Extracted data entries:
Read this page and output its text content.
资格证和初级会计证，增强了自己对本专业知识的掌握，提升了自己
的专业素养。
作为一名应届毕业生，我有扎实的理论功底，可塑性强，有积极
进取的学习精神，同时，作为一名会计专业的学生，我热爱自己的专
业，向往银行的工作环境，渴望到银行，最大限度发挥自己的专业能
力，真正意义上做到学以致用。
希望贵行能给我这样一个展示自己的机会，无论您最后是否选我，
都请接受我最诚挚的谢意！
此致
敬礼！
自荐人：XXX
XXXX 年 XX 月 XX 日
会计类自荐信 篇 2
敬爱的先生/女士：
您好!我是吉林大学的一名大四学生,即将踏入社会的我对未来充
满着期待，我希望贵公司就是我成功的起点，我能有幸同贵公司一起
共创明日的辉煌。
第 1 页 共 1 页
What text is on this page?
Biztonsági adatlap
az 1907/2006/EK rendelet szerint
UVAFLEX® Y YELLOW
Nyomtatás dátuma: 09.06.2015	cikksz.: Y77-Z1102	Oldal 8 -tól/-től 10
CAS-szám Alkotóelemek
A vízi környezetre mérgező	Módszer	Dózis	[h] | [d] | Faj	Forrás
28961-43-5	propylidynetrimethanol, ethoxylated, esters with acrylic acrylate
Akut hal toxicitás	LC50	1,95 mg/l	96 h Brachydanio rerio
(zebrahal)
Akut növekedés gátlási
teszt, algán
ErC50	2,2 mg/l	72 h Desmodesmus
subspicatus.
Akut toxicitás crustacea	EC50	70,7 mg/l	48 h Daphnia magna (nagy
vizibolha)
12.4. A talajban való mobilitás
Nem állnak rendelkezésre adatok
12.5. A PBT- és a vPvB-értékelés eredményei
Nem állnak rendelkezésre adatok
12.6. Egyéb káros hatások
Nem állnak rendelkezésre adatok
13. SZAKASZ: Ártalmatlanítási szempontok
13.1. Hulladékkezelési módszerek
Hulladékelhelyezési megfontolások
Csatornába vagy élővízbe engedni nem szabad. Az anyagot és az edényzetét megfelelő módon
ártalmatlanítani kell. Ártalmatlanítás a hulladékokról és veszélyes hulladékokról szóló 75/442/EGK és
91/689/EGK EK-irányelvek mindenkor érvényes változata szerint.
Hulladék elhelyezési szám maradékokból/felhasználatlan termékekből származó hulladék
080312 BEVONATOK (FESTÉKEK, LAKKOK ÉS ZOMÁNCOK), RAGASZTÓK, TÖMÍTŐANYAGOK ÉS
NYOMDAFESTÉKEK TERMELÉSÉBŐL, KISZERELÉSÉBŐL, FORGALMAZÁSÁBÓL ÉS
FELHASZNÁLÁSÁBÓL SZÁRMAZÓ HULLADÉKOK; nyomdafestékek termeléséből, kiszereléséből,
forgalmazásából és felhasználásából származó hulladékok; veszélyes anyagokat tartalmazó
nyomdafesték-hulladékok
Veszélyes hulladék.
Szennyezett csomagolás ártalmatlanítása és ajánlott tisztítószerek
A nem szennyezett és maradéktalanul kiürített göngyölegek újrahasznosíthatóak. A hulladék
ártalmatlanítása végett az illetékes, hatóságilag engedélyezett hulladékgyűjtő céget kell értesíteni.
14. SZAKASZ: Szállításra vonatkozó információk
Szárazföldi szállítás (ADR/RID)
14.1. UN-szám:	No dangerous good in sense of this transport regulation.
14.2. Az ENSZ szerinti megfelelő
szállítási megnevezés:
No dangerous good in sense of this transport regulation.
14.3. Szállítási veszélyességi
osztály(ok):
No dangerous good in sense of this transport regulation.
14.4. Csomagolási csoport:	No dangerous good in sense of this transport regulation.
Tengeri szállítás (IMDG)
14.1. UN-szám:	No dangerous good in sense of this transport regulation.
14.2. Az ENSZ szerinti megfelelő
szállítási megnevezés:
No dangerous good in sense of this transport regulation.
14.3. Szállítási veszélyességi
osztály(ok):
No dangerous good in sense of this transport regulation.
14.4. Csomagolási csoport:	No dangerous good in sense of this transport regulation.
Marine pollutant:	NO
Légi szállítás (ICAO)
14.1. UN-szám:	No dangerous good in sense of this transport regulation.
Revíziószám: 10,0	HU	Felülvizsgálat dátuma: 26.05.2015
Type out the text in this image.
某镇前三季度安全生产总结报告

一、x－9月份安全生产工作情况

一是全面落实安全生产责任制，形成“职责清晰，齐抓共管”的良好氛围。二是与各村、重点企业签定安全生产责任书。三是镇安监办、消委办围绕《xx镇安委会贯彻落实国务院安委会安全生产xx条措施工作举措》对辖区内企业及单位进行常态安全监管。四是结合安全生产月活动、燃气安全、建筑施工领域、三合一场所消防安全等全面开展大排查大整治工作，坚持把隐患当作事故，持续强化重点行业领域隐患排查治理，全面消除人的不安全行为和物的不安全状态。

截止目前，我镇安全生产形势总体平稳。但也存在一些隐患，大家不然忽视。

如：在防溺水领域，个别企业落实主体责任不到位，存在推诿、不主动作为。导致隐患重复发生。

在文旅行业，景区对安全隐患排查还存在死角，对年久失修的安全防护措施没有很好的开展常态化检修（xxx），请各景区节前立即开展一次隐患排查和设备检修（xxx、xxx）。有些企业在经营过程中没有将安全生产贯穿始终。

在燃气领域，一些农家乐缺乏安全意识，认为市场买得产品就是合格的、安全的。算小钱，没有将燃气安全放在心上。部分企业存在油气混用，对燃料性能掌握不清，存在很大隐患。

## REQUEST
Copy all the records above exactly, missing none.

## SOLUTION BELOW
Read this page and output its text content.
资格证和初级会计证，增强了自己对本专业知识的掌握，提升了自己
的专业素养。
作为一名应届毕业生，我有扎实的理论功底，可塑性强，有积极
进取的学习精神，同时，作为一名会计专业的学生，我热爱自己的专
业，向往银行的工作环境，渴望到银行，最大限度发挥自己的专业能
力，真正意义上做到学以致用。
希望贵行能给我这样一个展示自己的机会，无论您最后是否选我，
都请接受我最诚挚的谢意！
此致
敬礼！
自荐人：XXX
XXXX 年 XX 月 XX 日
会计类自荐信 篇 2
敬爱的先生/女士：
您好!我是吉林大学的一名大四学生,即将踏入社会的我对未来充
满着期待，我希望贵公司就是我成功的起点，我能有幸同贵公司一起
共创明日的辉煌。
第 1 页 共 1 页
What text is on this page?
Biztonsági adatlap
az 1907/2006/EK rendelet szerint
UVAFLEX® Y YELLOW
Nyomtatás dátuma: 09.06.2015	cikksz.: Y77-Z1102	Oldal 8 -tól/-től 10
CAS-szám Alkotóelemek
A vízi környezetre mérgező	Módszer	Dózis	[h] | [d] | Faj	Forrás
28961-43-5	propylidynetrimethanol, ethoxylated, esters with acrylic acrylate
Akut hal toxicitás	LC50	1,95 mg/l	96 h Brachydanio rerio
(zebrahal)
Akut növekedés gátlási
teszt, algán
ErC50	2,2 mg/l	72 h Desmodesmus
subspicatus.
Akut toxicitás crustacea	EC50	70,7 mg/l	48 h Daphnia magna (nagy
vizibolha)
12.4. A talajban való mobilitás
Nem állnak rendelkezésre adatok
12.5. A PBT- és a vPvB-értékelés eredményei
Nem állnak rendelkezésre adatok
12.6. Egyéb káros hatások
Nem állnak rendelkezésre adatok
13. SZAKASZ: Ártalmatlanítási szempontok
13.1. Hulladékkezelési módszerek
Hulladékelhelyezési megfontolások
Csatornába vagy élővízbe engedni nem szabad. Az anyagot és az edényzetét megfelelő módon
ártalmatlanítani kell. Ártalmatlanítás a hulladékokról és veszélyes hulladékokról szóló 75/442/EGK és
91/689/EGK EK-irányelvek mindenkor érvényes változata szerint.
Hulladék elhelyezési szám maradékokból/felhasználatlan termékekből származó hulladék
080312 BEVONATOK (FESTÉKEK, LAKKOK ÉS ZOMÁNCOK), RAGASZTÓK, TÖMÍTŐANYAGOK ÉS
NYOMDAFESTÉKEK TERMELÉSÉBŐL, KISZERELÉSÉBŐL, FORGALMAZÁSÁBÓL ÉS
FELHASZNÁLÁSÁBÓL SZÁRMAZÓ HULLADÉKOK; nyomdafestékek termeléséből, kiszereléséből,
forgalmazásából és felhasználásából származó hulladékok; veszélyes anyagokat tartalmazó
nyomdafesték-hulladékok
Veszélyes hulladék.
Szennyezett csomagolás ártalmatlanítása és ajánlott tisztítószerek
A nem szennyezett és maradéktalanul kiürített göngyölegek újrahasznosíthatóak. A hulladék
ártalmatlanítása végett az illetékes, hatóságilag engedélyezett hulladékgyűjtő céget kell értesíteni.
14. SZAKASZ: Szállításra vonatkozó információk
Szárazföldi szállítás (ADR/RID)
14.1. UN-szám:	No dangerous good in sense of this transport regulation.
14.2. Az ENSZ szerinti megfelelő
szállítási megnevezés:
No dangerous good in sense of this transport regulation.
14.3. Szállítási veszélyességi
osztály(ok):
No dangerous good in sense of this transport regulation.
14.4. Csomagolási csoport:	No dangerous good in sense of this transport regulation.
Tengeri szállítás (IMDG)
14.1. UN-szám:	No dangerous good in sense of this transport regulation.
14.2. Az ENSZ szerinti megfelelő
szállítási megnevezés:
No dangerous good in sense of this transport regulation.
14.3. Szállítási veszélyességi
osztály(ok):
No dangerous good in sense of this transport regulation.
14.4. Csomagolási csoport:	No dangerous good in sense of this transport regulation.
Marine pollutant:	NO
Légi szállítás (ICAO)
14.1. UN-szám:	No dangerous good in sense of this transport regulation.
Revíziószám: 10,0	HU	Felülvizsgálat dátuma: 26.05.2015
Type out the text in this image.
某镇前三季度安全生产总结报告

一、x－9月份安全生产工作情况

一是全面落实安全生产责任制，形成“职责清晰，齐抓共管”的良好氛围。二是与各村、重点企业签定安全生产责任书。三是镇安监办、消委办围绕《xx镇安委会贯彻落实国务院安委会安全生产xx条措施工作举措》对辖区内企业及单位进行常态安全监管。四是结合安全生产月活动、燃气安全、建筑施工领域、三合一场所消防安全等全面开展大排查大整治工作，坚持把隐患当作事故，持续强化重点行业领域隐患排查治理，全面消除人的不安全行为和物的不安全状态。

截止目前，我镇安全生产形势总体平稳。但也存在一些隐患，大家不然忽视。

如：在防溺水领域，个别企业落实主体责任不到位，存在推诿、不主动作为。导致隐患重复发生。

在文旅行业，景区对安全隐患排查还存在死角，对年久失修的安全防护措施没有很好的开展常态化检修（xxx），请各景区节前立即开展一次隐患排查和设备检修（xxx、xxx）。有些企业在经营过程中没有将安全生产贯穿始终。

在燃气领域，一些农家乐缺乏安全意识，认为市场买得产品就是合格的、安全的。算小钱，没有将燃气安全放在心上。部分企业存在油气混用，对燃料性能掌握不清，存在很大隐患。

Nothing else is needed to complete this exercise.